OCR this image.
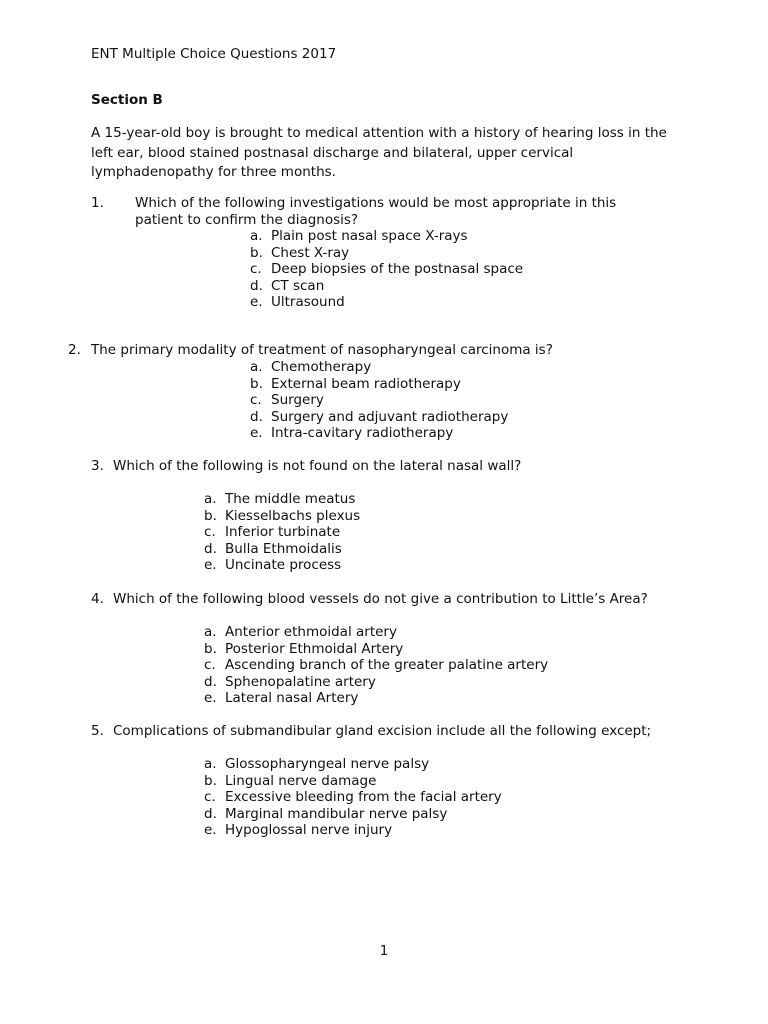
ENT Multiple Choice Questions 2017
Section B
A 15-year-old boy is brought to medical attention with a history of hearing loss in the left ear, blood stained postnasal discharge and bilateral, upper cervical lymphadenopathy for three months.
1. Which of the following investigations would be most appropriate in this
patient to confirm the diagnosis?
a. Plain post nasal space X-rays
b. Chest X-ray
c. Deep biopsies of the postnasal space
d. CT scan
e. Ultrasound
2. The primary modality of treatment of nasopharyngeal carcinoma is?
a. Chemotherapy
b. External beam radiotherapy
c. Surgery
d. Surgery and adjuvant radiotherapy
e. Intra-cavitary radiotherapy
3. Which of the following is not found on the lateral nasal wall?
a. The middle meatus
b. Kiesselbachs plexus
c. Inferior turbinate
d. Bulla Ethmoidalis
e. Uncinate process
4. Which of the following blood vessels do not give a contribution to Little’s Area?
a. Anterior ethmoidal artery
b. Posterior Ethmoidal Artery
c. Ascending branch of the greater palatine artery
d. Sphenopalatine artery
e. Lateral nasal Artery
5. Complications of submandibular gland excision include all the following except;
a. Glossopharyngeal nerve palsy
b. Lingual nerve damage
c. Excessive bleeding from the facial artery
d. Marginal mandibular nerve palsy
e. Hypoglossal nerve injury
1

### Short problem:
Exclude every picture and copy the remaining data exactly.

### Complete output:
OCR this image.
ENT Multiple Choice Questions 2017
Section B
A 15-year-old boy is brought to medical attention with a history of hearing loss in the left ear, blood stained postnasal discharge and bilateral, upper cervical lymphadenopathy for three months.
1. Which of the following investigations would be most appropriate in this
patient to confirm the diagnosis?
a. Plain post nasal space X-rays
b. Chest X-ray
c. Deep biopsies of the postnasal space
d. CT scan
e. Ultrasound
2. The primary modality of treatment of nasopharyngeal carcinoma is?
a. Chemotherapy
b. External beam radiotherapy
c. Surgery
d. Surgery and adjuvant radiotherapy
e. Intra-cavitary radiotherapy
3. Which of the following is not found on the lateral nasal wall?
a. The middle meatus
b. Kiesselbachs plexus
c. Inferior turbinate
d. Bulla Ethmoidalis
e. Uncinate process
4. Which of the following blood vessels do not give a contribution to Little’s Area?
a. Anterior ethmoidal artery
b. Posterior Ethmoidal Artery
c. Ascending branch of the greater palatine artery
d. Sphenopalatine artery
e. Lateral nasal Artery
5. Complications of submandibular gland excision include all the following except;
a. Glossopharyngeal nerve palsy
b. Lingual nerve damage
c. Excessive bleeding from the facial artery
d. Marginal mandibular nerve palsy
e. Hypoglossal nerve injury
1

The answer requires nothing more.